### Work instructions
Pull out every line with the word "STOVER".

### Input
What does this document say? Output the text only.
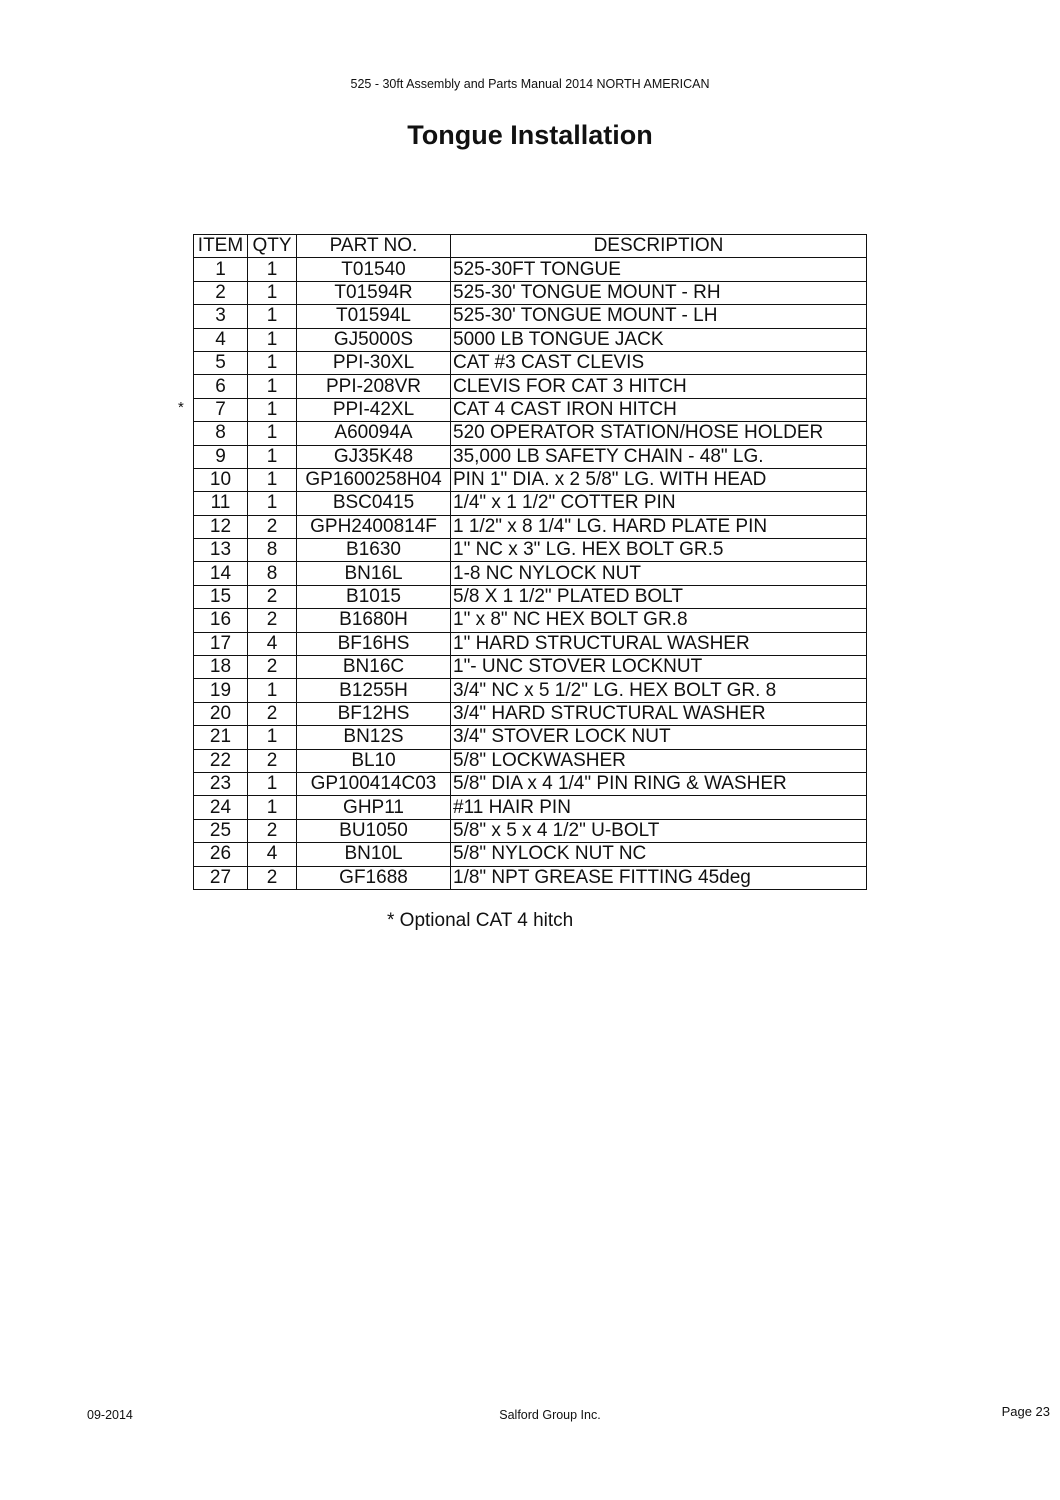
525 - 30ft Assembly and Parts Manual 2014 NORTH AMERICAN
Tongue Installation
*
ITEM	QTY	PART NO.	DESCRIPTION
1	1	T01540	525-30FT TONGUE
2	1	T01594R	525-30' TONGUE MOUNT - RH
3	1	T01594L	525-30' TONGUE MOUNT - LH
4	1	GJ5000S	5000 LB TONGUE JACK
5	1	PPI-30XL	CAT #3 CAST CLEVIS
6	1	PPI-208VR	CLEVIS FOR CAT 3 HITCH
7	1	PPI-42XL	CAT 4 CAST IRON HITCH
8	1	A60094A	520 OPERATOR STATION/HOSE HOLDER
9	1	GJ35K48	35,000 LB SAFETY CHAIN - 48" LG.
10	1	GP1600258H04	PIN 1" DIA. x 2 5/8" LG. WITH HEAD
11	1	BSC0415	1/4" x 1 1/2" COTTER PIN
12	2	GPH2400814F	1 1/2" x 8 1/4" LG. HARD PLATE PIN
13	8	B1630	1" NC x 3" LG. HEX BOLT GR.5
14	8	BN16L	1-8 NC NYLOCK NUT
15	2	B1015	5/8 X 1 1/2" PLATED BOLT
16	2	B1680H	1" x 8" NC HEX BOLT GR.8
17	4	BF16HS	1" HARD STRUCTURAL WASHER
18	2	BN16C	1"- UNC STOVER LOCKNUT
19	1	B1255H	3/4" NC x 5 1/2" LG. HEX BOLT GR. 8
20	2	BF12HS	3/4" HARD STRUCTURAL WASHER
21	1	BN12S	3/4" STOVER LOCK NUT
22	2	BL10	5/8" LOCKWASHER
23	1	GP100414C03	5/8" DIA x 4 1/4" PIN RING & WASHER
24	1	GHP11	#11 HAIR PIN
25	2	BU1050	5/8" x 5 x 4 1/2" U-BOLT
26	4	BN10L	5/8" NYLOCK NUT NC
27	2	GF1688	1/8" NPT GREASE FITTING 45deg
* Optional CAT 4 hitch
09-2014	Salford Group Inc.	Page 23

### Task result
18	2	BN16C	1"- UNC STOVER LOCKNUT
21	1	BN12S	3/4" STOVER LOCK NUT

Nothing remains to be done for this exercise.